Set exercise: Identify each line in the items below that contains the string "sent", and copy every matching line in full.

= = =

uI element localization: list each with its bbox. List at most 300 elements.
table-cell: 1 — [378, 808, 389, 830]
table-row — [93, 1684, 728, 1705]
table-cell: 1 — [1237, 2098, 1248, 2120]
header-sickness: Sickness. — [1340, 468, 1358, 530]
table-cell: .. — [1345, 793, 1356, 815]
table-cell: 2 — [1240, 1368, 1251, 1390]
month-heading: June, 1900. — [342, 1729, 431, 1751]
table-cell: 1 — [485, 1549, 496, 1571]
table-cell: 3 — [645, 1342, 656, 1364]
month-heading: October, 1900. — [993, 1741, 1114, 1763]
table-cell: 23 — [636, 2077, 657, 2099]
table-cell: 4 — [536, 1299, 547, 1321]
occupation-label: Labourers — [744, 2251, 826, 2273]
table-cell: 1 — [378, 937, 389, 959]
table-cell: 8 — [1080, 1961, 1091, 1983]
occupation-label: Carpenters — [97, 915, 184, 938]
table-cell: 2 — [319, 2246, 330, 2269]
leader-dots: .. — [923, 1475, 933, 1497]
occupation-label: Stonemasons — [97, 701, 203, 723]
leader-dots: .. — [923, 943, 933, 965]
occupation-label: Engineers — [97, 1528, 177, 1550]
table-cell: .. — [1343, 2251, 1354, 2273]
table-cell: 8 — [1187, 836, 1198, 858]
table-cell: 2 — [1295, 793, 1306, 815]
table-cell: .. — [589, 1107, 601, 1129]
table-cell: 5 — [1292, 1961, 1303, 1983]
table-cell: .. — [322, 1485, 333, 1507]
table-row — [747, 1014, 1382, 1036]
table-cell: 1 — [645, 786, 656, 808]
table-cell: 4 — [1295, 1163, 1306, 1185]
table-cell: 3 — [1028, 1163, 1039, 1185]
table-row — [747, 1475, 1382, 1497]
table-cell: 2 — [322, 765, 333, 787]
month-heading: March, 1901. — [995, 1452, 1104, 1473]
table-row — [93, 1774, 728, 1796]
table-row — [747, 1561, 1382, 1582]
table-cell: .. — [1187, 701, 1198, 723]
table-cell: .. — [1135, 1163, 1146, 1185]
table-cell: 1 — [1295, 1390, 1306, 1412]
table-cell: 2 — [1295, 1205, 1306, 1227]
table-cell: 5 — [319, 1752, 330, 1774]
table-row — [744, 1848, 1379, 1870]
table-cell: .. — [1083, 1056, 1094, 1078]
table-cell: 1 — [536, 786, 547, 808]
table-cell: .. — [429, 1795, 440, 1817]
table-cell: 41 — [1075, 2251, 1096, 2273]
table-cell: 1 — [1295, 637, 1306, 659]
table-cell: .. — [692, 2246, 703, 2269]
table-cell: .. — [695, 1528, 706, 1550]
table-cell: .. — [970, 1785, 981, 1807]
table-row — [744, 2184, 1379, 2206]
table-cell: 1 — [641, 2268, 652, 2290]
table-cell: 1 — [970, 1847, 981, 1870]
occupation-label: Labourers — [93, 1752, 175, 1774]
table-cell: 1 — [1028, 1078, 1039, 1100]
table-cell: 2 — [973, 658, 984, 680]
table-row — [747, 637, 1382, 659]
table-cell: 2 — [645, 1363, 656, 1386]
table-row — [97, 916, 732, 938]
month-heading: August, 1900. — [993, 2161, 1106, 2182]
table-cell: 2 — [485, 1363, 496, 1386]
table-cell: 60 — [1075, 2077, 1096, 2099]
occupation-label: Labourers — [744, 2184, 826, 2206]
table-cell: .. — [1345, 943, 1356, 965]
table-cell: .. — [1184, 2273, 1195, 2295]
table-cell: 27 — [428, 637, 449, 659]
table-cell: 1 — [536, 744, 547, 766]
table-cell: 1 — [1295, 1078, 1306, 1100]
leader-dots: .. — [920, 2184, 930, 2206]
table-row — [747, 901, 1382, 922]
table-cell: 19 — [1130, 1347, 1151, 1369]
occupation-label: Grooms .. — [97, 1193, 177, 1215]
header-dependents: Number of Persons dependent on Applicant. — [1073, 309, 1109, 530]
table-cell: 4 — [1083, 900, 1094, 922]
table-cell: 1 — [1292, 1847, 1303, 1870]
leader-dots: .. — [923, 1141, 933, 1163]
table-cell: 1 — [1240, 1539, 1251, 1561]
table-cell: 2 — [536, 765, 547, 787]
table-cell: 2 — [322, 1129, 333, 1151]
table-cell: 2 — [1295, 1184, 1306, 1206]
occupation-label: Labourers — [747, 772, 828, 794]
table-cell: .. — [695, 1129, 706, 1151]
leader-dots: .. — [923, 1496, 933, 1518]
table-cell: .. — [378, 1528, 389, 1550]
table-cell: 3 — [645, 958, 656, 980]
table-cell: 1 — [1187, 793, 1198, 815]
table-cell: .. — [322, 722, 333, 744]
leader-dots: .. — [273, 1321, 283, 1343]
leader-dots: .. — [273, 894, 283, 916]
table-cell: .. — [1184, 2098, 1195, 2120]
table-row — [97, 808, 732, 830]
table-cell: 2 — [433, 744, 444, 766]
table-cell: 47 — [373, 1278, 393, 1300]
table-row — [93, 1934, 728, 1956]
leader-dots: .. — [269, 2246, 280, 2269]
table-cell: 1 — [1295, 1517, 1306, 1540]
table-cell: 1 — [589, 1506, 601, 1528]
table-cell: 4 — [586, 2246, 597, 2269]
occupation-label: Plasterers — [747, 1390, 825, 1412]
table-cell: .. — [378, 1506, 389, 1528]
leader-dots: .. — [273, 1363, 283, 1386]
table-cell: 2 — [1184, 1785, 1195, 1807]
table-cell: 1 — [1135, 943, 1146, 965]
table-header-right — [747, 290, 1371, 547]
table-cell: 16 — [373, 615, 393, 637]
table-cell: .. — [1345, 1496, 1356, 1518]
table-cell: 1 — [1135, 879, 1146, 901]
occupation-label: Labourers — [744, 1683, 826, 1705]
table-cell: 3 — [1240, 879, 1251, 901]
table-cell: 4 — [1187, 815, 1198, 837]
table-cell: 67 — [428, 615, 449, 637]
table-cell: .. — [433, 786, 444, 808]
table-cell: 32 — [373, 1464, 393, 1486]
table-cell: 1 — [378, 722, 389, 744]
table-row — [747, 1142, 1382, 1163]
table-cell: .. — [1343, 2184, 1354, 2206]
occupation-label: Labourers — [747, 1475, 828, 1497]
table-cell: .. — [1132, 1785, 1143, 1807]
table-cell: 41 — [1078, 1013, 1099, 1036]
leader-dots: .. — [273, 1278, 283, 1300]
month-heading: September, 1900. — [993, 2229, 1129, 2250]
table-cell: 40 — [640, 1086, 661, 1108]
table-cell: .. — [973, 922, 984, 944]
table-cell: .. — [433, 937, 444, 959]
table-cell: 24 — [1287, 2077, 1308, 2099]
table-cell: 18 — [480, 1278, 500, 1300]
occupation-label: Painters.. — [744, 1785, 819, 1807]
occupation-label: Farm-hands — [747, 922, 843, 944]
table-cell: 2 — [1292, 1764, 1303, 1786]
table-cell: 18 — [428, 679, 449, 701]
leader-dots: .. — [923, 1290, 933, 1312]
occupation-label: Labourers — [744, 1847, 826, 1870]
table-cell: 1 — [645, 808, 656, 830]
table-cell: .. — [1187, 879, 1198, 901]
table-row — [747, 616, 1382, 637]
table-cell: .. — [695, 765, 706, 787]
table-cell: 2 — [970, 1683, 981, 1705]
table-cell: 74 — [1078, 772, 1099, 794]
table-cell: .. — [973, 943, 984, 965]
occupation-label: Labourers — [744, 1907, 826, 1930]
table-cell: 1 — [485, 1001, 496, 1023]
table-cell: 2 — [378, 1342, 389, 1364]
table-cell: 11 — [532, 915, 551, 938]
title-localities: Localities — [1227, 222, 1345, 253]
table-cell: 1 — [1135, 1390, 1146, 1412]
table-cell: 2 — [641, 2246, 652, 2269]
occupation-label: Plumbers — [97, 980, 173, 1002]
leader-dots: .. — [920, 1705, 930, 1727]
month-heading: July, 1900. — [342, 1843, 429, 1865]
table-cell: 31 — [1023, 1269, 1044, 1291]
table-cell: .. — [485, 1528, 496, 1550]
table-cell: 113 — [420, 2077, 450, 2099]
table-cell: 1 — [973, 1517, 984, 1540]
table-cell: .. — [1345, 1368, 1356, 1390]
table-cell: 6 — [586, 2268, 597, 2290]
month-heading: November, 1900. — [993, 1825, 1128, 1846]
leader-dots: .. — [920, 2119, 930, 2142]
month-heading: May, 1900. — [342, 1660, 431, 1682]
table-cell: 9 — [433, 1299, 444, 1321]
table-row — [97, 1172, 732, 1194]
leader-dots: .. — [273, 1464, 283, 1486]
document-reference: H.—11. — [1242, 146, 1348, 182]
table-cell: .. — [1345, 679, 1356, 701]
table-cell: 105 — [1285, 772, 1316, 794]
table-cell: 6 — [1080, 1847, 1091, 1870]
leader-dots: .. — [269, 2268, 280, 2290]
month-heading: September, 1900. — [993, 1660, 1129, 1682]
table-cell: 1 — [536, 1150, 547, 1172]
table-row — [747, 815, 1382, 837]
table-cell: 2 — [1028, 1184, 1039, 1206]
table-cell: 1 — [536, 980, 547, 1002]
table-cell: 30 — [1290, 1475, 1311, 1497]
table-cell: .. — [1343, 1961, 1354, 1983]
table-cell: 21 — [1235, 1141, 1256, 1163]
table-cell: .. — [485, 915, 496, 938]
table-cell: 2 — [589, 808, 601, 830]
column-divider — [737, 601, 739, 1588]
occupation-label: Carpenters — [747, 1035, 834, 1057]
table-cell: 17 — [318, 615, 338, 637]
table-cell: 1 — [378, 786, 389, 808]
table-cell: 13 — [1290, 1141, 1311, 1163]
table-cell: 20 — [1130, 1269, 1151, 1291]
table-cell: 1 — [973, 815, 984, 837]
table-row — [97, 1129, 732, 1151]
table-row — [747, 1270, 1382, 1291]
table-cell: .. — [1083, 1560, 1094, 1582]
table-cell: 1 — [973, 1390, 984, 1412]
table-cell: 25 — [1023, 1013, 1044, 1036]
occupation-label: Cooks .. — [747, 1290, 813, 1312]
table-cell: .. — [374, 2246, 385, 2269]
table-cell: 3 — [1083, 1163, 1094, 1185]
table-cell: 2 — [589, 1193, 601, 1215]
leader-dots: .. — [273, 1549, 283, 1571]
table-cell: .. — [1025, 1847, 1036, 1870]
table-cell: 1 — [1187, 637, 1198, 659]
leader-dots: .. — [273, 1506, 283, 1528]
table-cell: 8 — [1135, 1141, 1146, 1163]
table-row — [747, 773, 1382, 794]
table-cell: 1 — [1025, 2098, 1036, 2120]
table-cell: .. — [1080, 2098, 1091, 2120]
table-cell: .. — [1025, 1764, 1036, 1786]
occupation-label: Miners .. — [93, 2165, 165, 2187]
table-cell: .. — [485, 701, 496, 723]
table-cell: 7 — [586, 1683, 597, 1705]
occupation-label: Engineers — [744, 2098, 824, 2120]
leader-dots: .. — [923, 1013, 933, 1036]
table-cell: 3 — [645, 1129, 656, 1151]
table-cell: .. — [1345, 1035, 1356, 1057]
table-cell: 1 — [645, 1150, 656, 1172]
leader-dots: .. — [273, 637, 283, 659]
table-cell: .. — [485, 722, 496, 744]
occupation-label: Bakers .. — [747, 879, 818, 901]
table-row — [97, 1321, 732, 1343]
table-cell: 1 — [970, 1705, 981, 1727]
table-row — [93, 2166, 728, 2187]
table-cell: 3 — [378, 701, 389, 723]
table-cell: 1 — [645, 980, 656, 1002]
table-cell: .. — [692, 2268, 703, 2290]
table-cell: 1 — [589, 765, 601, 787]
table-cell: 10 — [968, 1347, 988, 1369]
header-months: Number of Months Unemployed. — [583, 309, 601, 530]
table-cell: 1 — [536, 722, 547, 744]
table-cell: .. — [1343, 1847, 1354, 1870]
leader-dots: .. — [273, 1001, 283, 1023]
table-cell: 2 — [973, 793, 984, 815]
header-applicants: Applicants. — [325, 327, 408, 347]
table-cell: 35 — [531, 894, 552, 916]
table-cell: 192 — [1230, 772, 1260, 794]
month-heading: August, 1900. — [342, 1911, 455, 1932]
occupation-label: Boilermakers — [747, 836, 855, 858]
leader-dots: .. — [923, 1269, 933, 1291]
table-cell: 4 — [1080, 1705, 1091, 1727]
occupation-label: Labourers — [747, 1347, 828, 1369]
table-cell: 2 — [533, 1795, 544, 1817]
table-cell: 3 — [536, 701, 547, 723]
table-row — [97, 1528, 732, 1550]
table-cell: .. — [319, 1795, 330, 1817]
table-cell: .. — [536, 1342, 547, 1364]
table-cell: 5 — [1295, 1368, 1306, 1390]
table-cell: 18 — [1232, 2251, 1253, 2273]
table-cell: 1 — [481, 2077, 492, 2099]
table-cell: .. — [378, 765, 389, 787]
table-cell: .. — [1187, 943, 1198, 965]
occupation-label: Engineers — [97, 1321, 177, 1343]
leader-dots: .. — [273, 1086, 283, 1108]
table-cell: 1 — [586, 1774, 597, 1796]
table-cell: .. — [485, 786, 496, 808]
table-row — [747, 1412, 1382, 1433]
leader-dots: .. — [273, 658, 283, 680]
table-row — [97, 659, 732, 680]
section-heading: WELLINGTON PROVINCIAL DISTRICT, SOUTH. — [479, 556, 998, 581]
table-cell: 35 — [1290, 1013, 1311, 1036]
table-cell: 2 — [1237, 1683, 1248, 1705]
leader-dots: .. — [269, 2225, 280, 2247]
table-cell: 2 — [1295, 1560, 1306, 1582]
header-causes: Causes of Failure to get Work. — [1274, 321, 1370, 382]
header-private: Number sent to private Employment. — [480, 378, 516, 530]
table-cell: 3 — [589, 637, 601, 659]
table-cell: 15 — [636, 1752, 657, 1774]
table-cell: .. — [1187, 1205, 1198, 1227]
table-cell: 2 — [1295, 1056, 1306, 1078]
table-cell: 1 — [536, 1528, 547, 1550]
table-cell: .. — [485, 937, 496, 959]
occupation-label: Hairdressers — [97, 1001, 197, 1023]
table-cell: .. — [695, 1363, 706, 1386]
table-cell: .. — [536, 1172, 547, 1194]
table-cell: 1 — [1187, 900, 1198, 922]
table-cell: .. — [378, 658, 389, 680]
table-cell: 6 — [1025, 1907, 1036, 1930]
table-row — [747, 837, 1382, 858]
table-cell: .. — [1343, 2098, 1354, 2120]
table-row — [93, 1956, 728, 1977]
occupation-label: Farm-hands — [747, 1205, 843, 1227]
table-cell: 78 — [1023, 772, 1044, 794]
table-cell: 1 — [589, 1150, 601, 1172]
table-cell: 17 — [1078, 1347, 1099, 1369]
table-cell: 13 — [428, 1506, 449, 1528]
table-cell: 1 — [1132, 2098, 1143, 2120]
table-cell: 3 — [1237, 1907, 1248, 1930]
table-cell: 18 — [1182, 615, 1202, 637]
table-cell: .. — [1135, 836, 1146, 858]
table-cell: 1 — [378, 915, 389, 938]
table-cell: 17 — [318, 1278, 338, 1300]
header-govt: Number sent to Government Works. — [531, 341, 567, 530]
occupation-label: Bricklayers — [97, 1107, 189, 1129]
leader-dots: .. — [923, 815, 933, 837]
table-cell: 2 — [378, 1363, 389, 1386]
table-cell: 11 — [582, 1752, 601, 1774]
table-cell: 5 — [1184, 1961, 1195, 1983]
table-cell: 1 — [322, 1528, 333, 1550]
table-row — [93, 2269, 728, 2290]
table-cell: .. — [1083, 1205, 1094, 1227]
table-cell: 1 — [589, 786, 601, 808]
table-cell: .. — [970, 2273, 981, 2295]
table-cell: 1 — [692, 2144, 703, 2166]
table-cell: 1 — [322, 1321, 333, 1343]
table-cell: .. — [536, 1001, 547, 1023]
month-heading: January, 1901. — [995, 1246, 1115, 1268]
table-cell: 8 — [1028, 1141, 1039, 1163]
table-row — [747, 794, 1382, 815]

= = =

Answer in full:
header-private: Number sent to private Employment. — [480, 378, 516, 530]
header-govt: Number sent to Government Works. — [531, 341, 567, 530]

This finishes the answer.